>> Start ITEMS
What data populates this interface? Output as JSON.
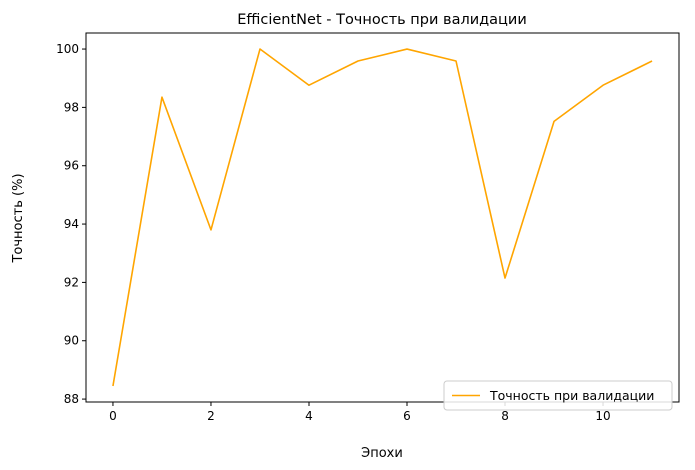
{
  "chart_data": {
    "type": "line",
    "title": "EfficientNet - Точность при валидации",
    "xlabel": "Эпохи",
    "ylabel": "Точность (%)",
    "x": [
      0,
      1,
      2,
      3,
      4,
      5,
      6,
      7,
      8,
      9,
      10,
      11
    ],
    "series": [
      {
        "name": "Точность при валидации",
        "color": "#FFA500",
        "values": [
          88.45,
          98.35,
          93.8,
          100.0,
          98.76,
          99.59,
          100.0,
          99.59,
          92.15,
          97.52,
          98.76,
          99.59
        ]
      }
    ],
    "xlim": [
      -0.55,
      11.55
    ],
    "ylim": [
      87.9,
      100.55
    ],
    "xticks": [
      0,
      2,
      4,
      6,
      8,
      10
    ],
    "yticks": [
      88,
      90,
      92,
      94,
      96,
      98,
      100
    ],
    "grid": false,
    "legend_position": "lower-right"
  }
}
>> End ITEMS
>> Start ITEMS
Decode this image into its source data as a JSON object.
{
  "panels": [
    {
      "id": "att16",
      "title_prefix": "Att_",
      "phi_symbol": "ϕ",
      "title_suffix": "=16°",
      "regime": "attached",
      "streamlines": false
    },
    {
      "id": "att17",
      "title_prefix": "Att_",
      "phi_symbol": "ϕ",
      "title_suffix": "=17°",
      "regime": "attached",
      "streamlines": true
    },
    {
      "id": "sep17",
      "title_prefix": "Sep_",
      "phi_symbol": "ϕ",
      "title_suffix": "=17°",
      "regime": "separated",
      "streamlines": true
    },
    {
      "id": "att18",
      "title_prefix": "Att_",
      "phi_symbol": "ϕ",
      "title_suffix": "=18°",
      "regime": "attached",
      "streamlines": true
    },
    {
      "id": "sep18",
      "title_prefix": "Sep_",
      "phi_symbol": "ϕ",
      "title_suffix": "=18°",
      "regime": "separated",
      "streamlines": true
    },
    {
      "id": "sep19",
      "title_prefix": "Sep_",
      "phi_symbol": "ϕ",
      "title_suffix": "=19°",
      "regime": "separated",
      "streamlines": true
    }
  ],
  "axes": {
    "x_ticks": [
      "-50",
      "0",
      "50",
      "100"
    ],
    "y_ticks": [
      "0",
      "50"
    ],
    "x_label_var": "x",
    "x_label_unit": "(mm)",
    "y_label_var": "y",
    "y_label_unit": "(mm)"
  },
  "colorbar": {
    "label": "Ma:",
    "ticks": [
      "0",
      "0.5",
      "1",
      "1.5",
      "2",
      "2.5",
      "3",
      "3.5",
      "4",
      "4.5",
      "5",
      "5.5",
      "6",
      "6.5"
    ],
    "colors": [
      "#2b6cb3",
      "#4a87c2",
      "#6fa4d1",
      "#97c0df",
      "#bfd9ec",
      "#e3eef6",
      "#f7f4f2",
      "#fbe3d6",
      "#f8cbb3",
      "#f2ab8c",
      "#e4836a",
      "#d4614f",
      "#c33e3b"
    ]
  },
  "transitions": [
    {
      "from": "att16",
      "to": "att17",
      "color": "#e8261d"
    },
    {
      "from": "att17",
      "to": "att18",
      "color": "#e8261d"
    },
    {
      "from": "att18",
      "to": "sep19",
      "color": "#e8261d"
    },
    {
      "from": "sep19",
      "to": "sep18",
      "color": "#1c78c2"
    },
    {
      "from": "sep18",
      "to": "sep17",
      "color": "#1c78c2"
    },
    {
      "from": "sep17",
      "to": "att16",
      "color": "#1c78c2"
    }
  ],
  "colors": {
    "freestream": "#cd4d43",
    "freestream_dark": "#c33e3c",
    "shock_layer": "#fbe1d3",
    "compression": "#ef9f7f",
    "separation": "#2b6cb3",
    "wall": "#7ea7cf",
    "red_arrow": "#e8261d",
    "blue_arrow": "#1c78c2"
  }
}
>> End ITEMS
>> Start ITEMS
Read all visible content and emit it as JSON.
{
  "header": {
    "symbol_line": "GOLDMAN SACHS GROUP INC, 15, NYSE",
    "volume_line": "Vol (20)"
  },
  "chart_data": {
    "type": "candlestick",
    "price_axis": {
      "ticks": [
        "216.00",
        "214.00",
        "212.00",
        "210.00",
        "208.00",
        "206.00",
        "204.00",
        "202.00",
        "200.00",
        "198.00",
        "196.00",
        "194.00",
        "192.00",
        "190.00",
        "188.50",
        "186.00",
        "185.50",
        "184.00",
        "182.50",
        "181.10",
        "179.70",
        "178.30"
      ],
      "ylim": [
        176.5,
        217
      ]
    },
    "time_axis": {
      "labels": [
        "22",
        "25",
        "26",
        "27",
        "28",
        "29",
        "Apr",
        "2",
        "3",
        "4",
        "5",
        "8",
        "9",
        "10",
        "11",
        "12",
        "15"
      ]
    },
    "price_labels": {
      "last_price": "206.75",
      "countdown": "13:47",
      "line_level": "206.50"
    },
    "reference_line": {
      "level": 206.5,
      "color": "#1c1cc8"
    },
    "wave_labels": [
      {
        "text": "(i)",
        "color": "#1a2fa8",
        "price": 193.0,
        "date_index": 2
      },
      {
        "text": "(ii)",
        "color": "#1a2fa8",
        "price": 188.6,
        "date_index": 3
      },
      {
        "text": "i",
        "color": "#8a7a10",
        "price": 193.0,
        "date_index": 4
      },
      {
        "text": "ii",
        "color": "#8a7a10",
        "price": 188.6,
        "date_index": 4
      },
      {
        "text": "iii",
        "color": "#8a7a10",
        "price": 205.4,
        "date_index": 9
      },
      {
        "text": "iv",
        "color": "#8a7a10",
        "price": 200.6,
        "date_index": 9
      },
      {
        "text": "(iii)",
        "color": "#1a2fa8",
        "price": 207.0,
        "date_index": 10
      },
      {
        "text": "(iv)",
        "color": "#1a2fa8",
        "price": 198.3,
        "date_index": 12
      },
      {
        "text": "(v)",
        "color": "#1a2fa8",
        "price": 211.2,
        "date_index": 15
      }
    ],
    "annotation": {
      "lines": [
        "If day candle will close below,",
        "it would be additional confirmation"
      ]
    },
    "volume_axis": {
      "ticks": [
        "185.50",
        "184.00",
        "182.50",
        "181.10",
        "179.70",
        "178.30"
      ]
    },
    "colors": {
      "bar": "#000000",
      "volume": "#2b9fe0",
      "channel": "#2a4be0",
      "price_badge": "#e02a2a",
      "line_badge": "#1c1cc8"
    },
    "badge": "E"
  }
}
>> End ITEMS
● **WHAT YOU HAVE TO DO**
Scan the lines above for "this", then copy every one that has it.

● **ANSWER FOR THE TASK**
What data populates this interface? Output as JSON.
Decode this image into its source data as a JSON object.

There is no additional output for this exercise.